### REQUIREMENT
List every person named in the news report about the boy who died in a hot car during Bible study.

### TEXT FOR ANALYSIS
=====
Parents Grieve Over Death of 2-Y-O Son Left in Hot Car During Sunday Bible Study
A Christian family was thrown into mourning at a Dallas church Sunday after they discovered their 2-year-old son was accidentally locked inside the family's car where he subsequently died.
A Fox 4 Dallas report said the parents and siblings of the child, identified as Boi Lei Sang, were attending an afternoon Bible study at Rehoboth Praise Assembly in the White Rock area of Dallas when they realized that the youngest member of their family was missing.
A church member told the local news station that Boi Lei's parents were in separate groups inside the church and when they reunited about 45 minutes later they realized they only had their four other children and the 2-year-old was missing.
The next thing the congregation knew, according to CBS, the boy's father brought him into the church from outside, but it was too late.
The father, who is Burmese, only speaks a little English and had trouble communicating that he needed someone to call 911, a church member told Fox 4. He was pronounced dead at a local hospital on a day that temperatures had reached 100 degrees.
"We didn't know. We didn't see. He just bring into the building inside, and we saw it and get the people, we need to help and call 911," church member Reng Om told the CBS affiliate.
Om said the parents realized the 2-year-old was missing as the younger children finished up a Bible study to join the adult congregants.
"Every kid comes out to the main service room, and they would read the Bible and sing, and they would go back into that room," Om said, adding that the frantic parents quickly realized their 2-year-old was not with their siblings and started to search for him.
Police told CBS that they were called by firefighters who explained what happened.
"He was very… looked like bad. He was grabbing his kid, and the kid would not move, and, 'I need somebody help, call the police,'" Om said of the distraught father.
Police have released few details about the case but they say it remains an active investigation. Child Protective Services is using a translator to talk to Sang's parents, to make sure their other four children, still in the parents' custody, are safe, according to Fox.
Sang is reportedly the 19th child nationwide to die in a hot car this year, according to KidsandCars.org. That growing number has inspired Pantego Public Safety Chief Thomas Griffith to put up signs at local businesses, asking, "Where's Baby?"
Texas is also the leading state for child vehicular heat stroke deaths from 1990 to 2015, with 106 deaths, according to KidsandCars.org.
"On average, 37 children die from heat-related deaths after being trapped inside vehicles. Even the best of parents or caregivers can unknowingly leave a sleeping baby in a car; and the end result can be injury or even death," said the organization.
=====
### LISTED ENTRIES
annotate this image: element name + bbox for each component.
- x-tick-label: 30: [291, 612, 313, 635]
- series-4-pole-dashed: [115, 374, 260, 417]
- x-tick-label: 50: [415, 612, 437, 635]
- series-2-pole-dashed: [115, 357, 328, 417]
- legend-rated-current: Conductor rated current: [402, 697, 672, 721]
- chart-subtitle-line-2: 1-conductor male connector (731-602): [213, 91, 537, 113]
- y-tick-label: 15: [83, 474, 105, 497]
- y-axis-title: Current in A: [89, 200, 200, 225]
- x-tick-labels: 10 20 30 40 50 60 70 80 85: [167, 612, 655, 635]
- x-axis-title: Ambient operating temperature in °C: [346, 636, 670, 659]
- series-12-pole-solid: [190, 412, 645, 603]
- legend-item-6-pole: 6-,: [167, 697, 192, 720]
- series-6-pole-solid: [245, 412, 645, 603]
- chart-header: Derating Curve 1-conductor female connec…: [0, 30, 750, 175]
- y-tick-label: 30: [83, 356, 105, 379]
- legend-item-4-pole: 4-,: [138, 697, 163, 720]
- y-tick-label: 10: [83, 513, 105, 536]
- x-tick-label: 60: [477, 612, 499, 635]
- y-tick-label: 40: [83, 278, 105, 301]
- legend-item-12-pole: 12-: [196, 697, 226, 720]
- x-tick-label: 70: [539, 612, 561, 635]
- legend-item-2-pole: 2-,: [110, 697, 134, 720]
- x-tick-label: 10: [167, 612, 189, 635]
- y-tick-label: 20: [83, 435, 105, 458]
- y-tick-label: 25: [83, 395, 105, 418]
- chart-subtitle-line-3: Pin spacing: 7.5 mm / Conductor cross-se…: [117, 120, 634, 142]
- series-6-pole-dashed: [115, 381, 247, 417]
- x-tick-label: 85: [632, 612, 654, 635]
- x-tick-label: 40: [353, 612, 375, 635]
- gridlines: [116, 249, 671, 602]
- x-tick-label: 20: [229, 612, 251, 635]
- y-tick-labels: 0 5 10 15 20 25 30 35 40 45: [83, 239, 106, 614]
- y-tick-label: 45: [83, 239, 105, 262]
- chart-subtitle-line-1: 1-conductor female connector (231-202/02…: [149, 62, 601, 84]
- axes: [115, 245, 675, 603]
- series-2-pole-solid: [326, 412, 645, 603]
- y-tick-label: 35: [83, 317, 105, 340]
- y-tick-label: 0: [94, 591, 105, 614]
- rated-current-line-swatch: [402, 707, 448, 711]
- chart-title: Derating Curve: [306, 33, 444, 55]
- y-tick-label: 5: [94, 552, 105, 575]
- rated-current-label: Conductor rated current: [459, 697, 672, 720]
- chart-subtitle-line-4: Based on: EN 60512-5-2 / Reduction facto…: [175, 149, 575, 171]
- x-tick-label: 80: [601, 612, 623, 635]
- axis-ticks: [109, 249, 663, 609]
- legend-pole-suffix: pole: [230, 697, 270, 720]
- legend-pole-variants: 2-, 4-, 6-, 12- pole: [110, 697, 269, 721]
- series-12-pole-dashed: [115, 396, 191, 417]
=====
### RESPONSE
Boi Lei Sang
Reng Om
Thomas Griffith